▶ _EXERCISE PROMPT_
All of the data that follows should be retyped exactly, please, except the pictures.

* START *

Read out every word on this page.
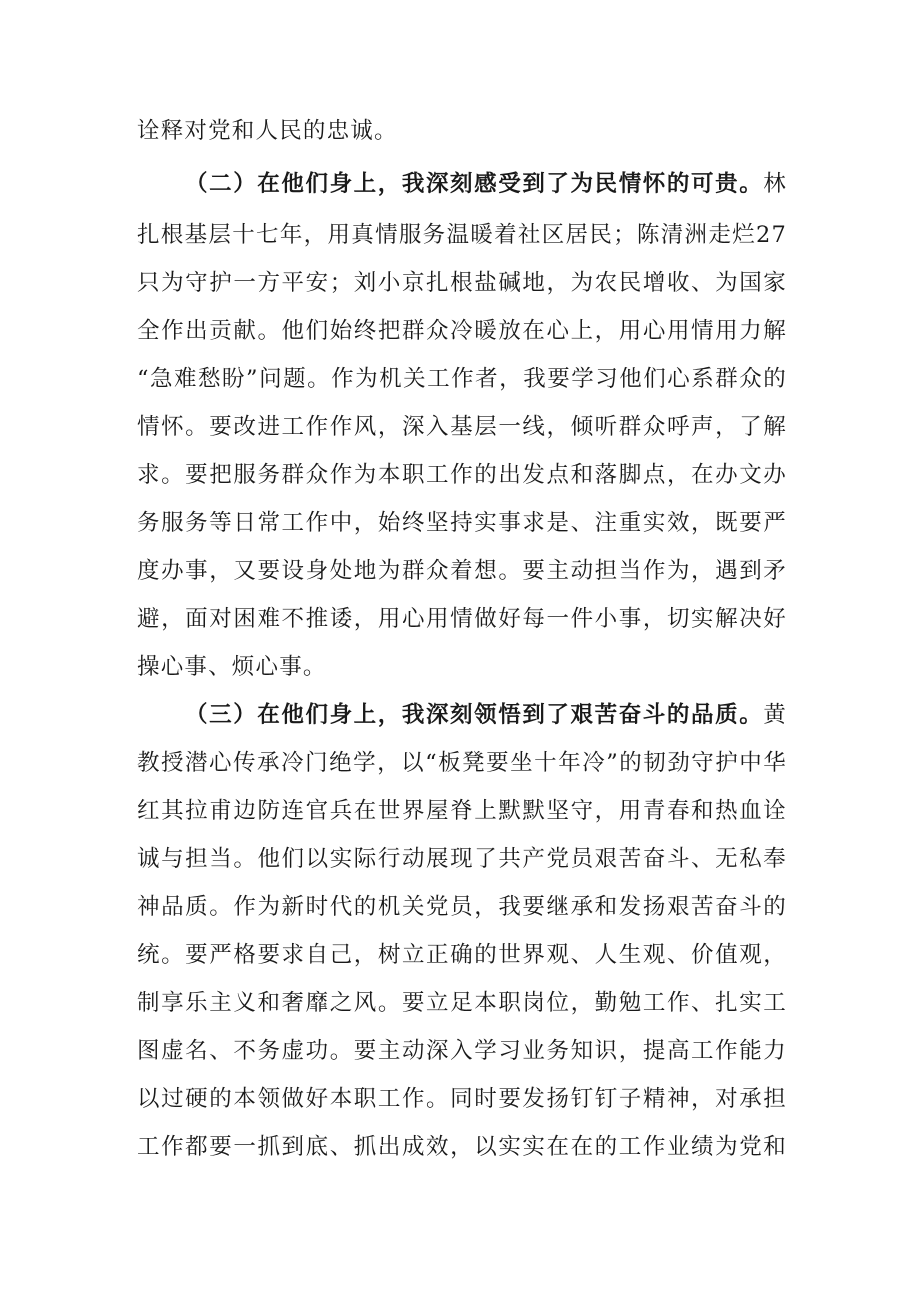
诠释对党和人民的忠诚。
（二）在他们身上，我深刻感受到了为民情怀的可贵。林
扎根基层十七年，用真情服务温暖着社区居民；陈清洲走烂27
只为守护一方平安；刘小京扎根盐碱地，为农民增收、为国家
全作出贡献。他们始终把群众冷暖放在心上，用心用情用力解
“急难愁盼”问题。作为机关工作者，我要学习他们心系群众的
情怀。要改进工作作风，深入基层一线，倾听群众呼声，了解
求。要把服务群众作为本职工作的出发点和落脚点，在办文办
务服务等日常工作中，始终坚持实事求是、注重实效，既要严
度办事，又要设身处地为群众着想。要主动担当作为，遇到矛
避，面对困难不推诿，用心用情做好每一件小事，切实解决好
操心事、烦心事。
（三）在他们身上，我深刻领悟到了艰苦奋斗的品质。黄
教授潜心传承冷门绝学，以“板凳要坐十年冷”的韧劲守护中华
红其拉甫边防连官兵在世界屋脊上默默坚守，用青春和热血诠
诚与担当。他们以实际行动展现了共产党员艰苦奋斗、无私奉
神品质。作为新时代的机关党员，我要继承和发扬艰苦奋斗的
统。要严格要求自己，树立正确的世界观、人生观、价值观，
制享乐主义和奢靡之风。要立足本职岗位，勤勉工作、扎实工
图虚名、不务虚功。要主动深入学习业务知识，提高工作能力
以过硬的本领做好本职工作。同时要发扬钉钉子精神，对承担
工作都要一抓到底、抓出成效，以实实在在的工作业绩为党和
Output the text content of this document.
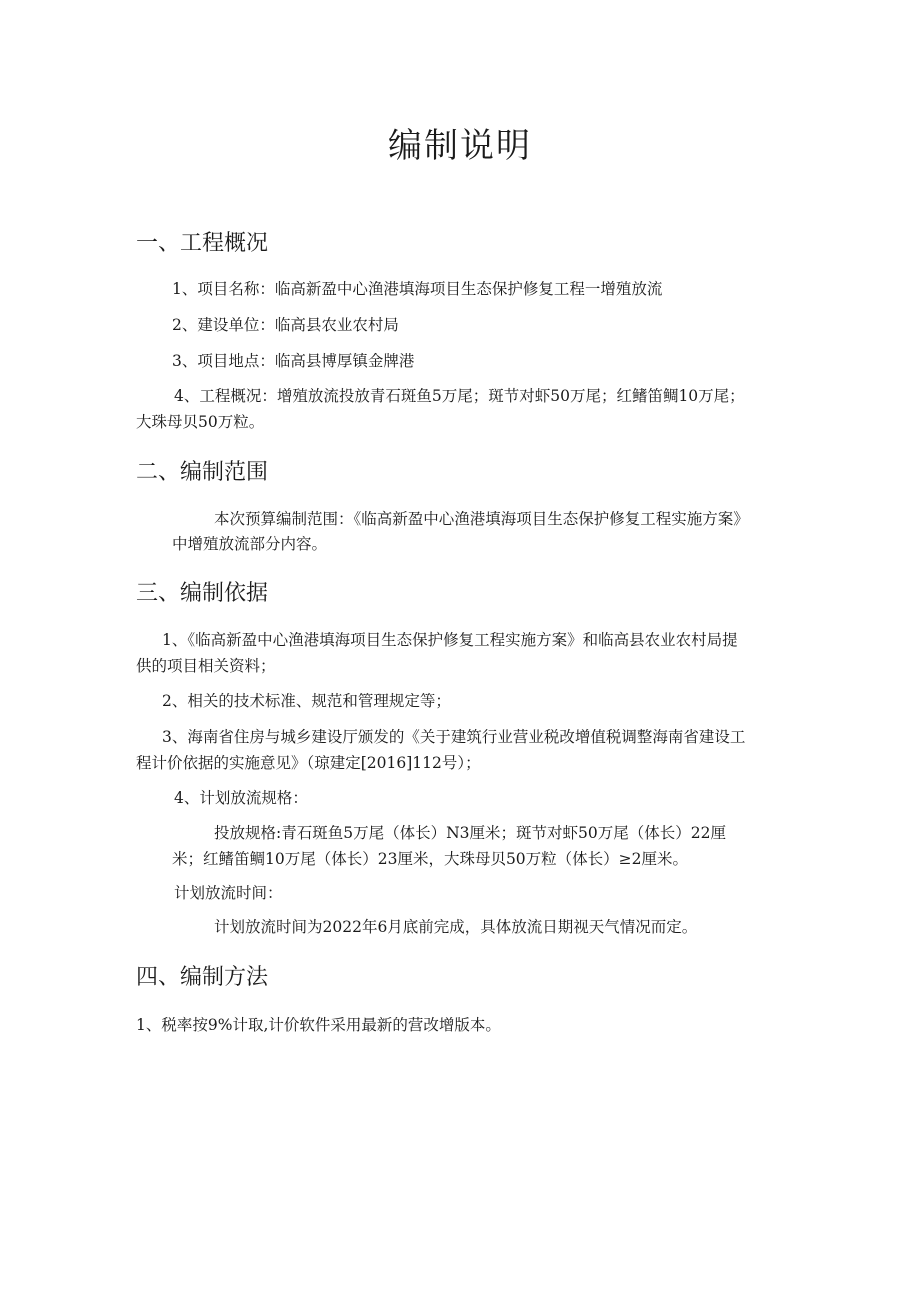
编制说明
一、工程概况

1、项目名称：临高新盈中心渔港填海项目生态保护修复工程一增殖放流

2、建设单位：临高县农业农村局

3、项目地点：临高县博厚镇金牌港

4、工程概况：增殖放流投放青石斑鱼5万尾；斑节对虾50万尾；红鳍笛鲷10万尾；

大珠母贝50万粒。

二、编制范围

本次预算编制范围：《临高新盈中心渔港填海项目生态保护修复工程实施方案》

中增殖放流部分内容。

三、编制依据

1、《临高新盈中心渔港填海项目生态保护修复工程实施方案》和临高县农业农村局提

供的项目相关资料；

2、相关的技术标准、规范和管理规定等；

3、海南省住房与城乡建设厅颁发的《关于建筑行业营业税改增值税调整海南省建设工

程计价依据的实施意见》（琼建定[2016]112号）；

4、计划放流规格：

投放规格:青石斑鱼5万尾（体长）N3厘米；斑节对虾50万尾（体长）22厘

米；红鳍笛鲷10万尾（体长）23厘米，大珠母贝50万粒（体长）≥2厘米。

计划放流时间：

计划放流时间为2022年6月底前完成，具体放流日期视天气情况而定。

四、编制方法

1、税率按9%计取,计价软件采用最新的营改增版本。
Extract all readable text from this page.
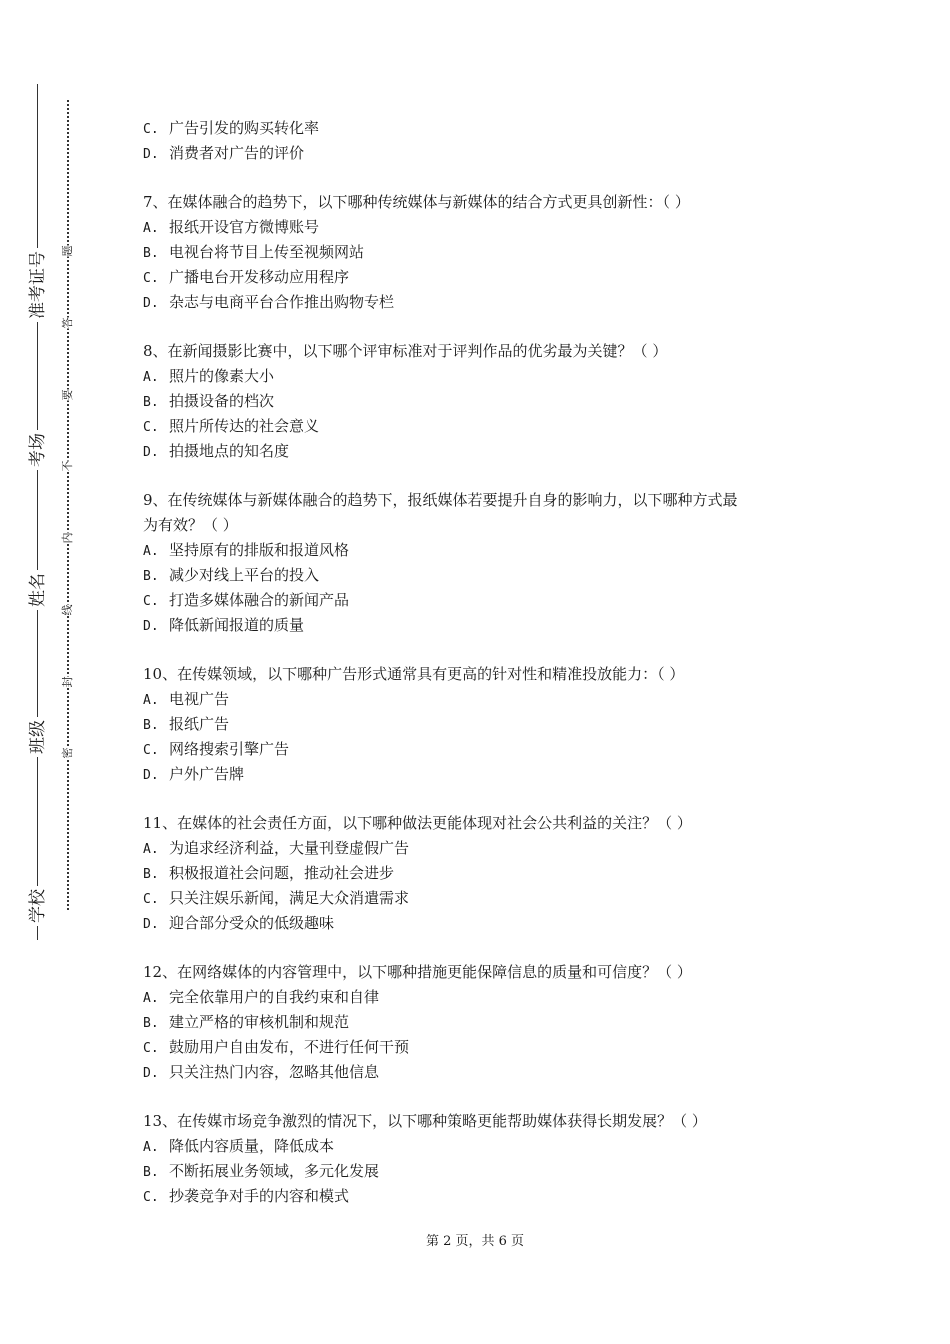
准考证号
考场
姓名
班级
学校
题
答
要
不
内
线
封
密
C. 广告引发的购买转化率
D. 消费者对广告的评价
7、在媒体融合的趋势下，以下哪种传统媒体与新媒体的结合方式更具创新性：（ ）
A. 报纸开设官方微博账号
B. 电视台将节目上传至视频网站
C. 广播电台开发移动应用程序
D. 杂志与电商平台合作推出购物专栏
8、在新闻摄影比赛中，以下哪个评审标准对于评判作品的优劣最为关键？（ ）
A. 照片的像素大小
B. 拍摄设备的档次
C. 照片所传达的社会意义
D. 拍摄地点的知名度
9、在传统媒体与新媒体融合的趋势下，报纸媒体若要提升自身的影响力，以下哪种方式最
为有效？（ ）
A. 坚持原有的排版和报道风格
B. 减少对线上平台的投入
C. 打造多媒体融合的新闻产品
D. 降低新闻报道的质量
10、在传媒领域，以下哪种广告形式通常具有更高的针对性和精准投放能力：（ ）
A. 电视广告
B. 报纸广告
C. 网络搜索引擎广告
D. 户外广告牌
11、在媒体的社会责任方面，以下哪种做法更能体现对社会公共利益的关注？（ ）
A. 为追求经济利益，大量刊登虚假广告
B. 积极报道社会问题，推动社会进步
C. 只关注娱乐新闻，满足大众消遣需求
D. 迎合部分受众的低级趣味
12、在网络媒体的内容管理中，以下哪种措施更能保障信息的质量和可信度？（ ）
A. 完全依靠用户的自我约束和自律
B. 建立严格的审核机制和规范
C. 鼓励用户自由发布，不进行任何干预
D. 只关注热门内容，忽略其他信息
13、在传媒市场竞争激烈的情况下，以下哪种策略更能帮助媒体获得长期发展？（ ）
A. 降低内容质量，降低成本
B. 不断拓展业务领域，多元化发展
C. 抄袭竞争对手的内容和模式
第 2 页，共 6 页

* END *

▶ _ANSWER TO THIS PROBLEM_
Read out every word on this page.
诠释对党和人民的忠诚。
（二）在他们身上，我深刻感受到了为民情怀的可贵。林
扎根基层十七年，用真情服务温暖着社区居民；陈清洲走烂27
只为守护一方平安；刘小京扎根盐碱地，为农民增收、为国家
全作出贡献。他们始终把群众冷暖放在心上，用心用情用力解
“急难愁盼”问题。作为机关工作者，我要学习他们心系群众的
情怀。要改进工作作风，深入基层一线，倾听群众呼声，了解
求。要把服务群众作为本职工作的出发点和落脚点，在办文办
务服务等日常工作中，始终坚持实事求是、注重实效，既要严
度办事，又要设身处地为群众着想。要主动担当作为，遇到矛
避，面对困难不推诿，用心用情做好每一件小事，切实解决好
操心事、烦心事。
（三）在他们身上，我深刻领悟到了艰苦奋斗的品质。黄
教授潜心传承冷门绝学，以“板凳要坐十年冷”的韧劲守护中华
红其拉甫边防连官兵在世界屋脊上默默坚守，用青春和热血诠
诚与担当。他们以实际行动展现了共产党员艰苦奋斗、无私奉
神品质。作为新时代的机关党员，我要继承和发扬艰苦奋斗的
统。要严格要求自己，树立正确的世界观、人生观、价值观，
制享乐主义和奢靡之风。要立足本职岗位，勤勉工作、扎实工
图虚名、不务虚功。要主动深入学习业务知识，提高工作能力
以过硬的本领做好本职工作。同时要发扬钉钉子精神，对承担
工作都要一抓到底、抓出成效，以实实在在的工作业绩为党和
Output the text content of this document.
编制说明
一、工程概况

1、项目名称：临高新盈中心渔港填海项目生态保护修复工程一增殖放流

2、建设单位：临高县农业农村局

3、项目地点：临高县博厚镇金牌港

4、工程概况：增殖放流投放青石斑鱼5万尾；斑节对虾50万尾；红鳍笛鲷10万尾；

大珠母贝50万粒。

二、编制范围

本次预算编制范围：《临高新盈中心渔港填海项目生态保护修复工程实施方案》

中增殖放流部分内容。

三、编制依据

1、《临高新盈中心渔港填海项目生态保护修复工程实施方案》和临高县农业农村局提

供的项目相关资料；

2、相关的技术标准、规范和管理规定等；

3、海南省住房与城乡建设厅颁发的《关于建筑行业营业税改增值税调整海南省建设工

程计价依据的实施意见》（琼建定[2016]112号）；

4、计划放流规格：

投放规格:青石斑鱼5万尾（体长）N3厘米；斑节对虾50万尾（体长）22厘

米；红鳍笛鲷10万尾（体长）23厘米，大珠母贝50万粒（体长）≥2厘米。

计划放流时间：

计划放流时间为2022年6月底前完成，具体放流日期视天气情况而定。

四、编制方法

1、税率按9%计取,计价软件采用最新的营改增版本。
Extract all readable text from this page.
准考证号
考场
姓名
班级
学校
题
答
要
不
内
线
封
密
C. 广告引发的购买转化率
D. 消费者对广告的评价
7、在媒体融合的趋势下，以下哪种传统媒体与新媒体的结合方式更具创新性：（ ）
A. 报纸开设官方微博账号
B. 电视台将节目上传至视频网站
C. 广播电台开发移动应用程序
D. 杂志与电商平台合作推出购物专栏
8、在新闻摄影比赛中，以下哪个评审标准对于评判作品的优劣最为关键？（ ）
A. 照片的像素大小
B. 拍摄设备的档次
C. 照片所传达的社会意义
D. 拍摄地点的知名度
9、在传统媒体与新媒体融合的趋势下，报纸媒体若要提升自身的影响力，以下哪种方式最
为有效？（ ）
A. 坚持原有的排版和报道风格
B. 减少对线上平台的投入
C. 打造多媒体融合的新闻产品
D. 降低新闻报道的质量
10、在传媒领域，以下哪种广告形式通常具有更高的针对性和精准投放能力：（ ）
A. 电视广告
B. 报纸广告
C. 网络搜索引擎广告
D. 户外广告牌
11、在媒体的社会责任方面，以下哪种做法更能体现对社会公共利益的关注？（ ）
A. 为追求经济利益，大量刊登虚假广告
B. 积极报道社会问题，推动社会进步
C. 只关注娱乐新闻，满足大众消遣需求
D. 迎合部分受众的低级趣味
12、在网络媒体的内容管理中，以下哪种措施更能保障信息的质量和可信度？（ ）
A. 完全依靠用户的自我约束和自律
B. 建立严格的审核机制和规范
C. 鼓励用户自由发布，不进行任何干预
D. 只关注热门内容，忽略其他信息
13、在传媒市场竞争激烈的情况下，以下哪种策略更能帮助媒体获得长期发展？（ ）
A. 降低内容质量，降低成本
B. 不断拓展业务领域，多元化发展
C. 抄袭竞争对手的内容和模式
第 2 页，共 6 页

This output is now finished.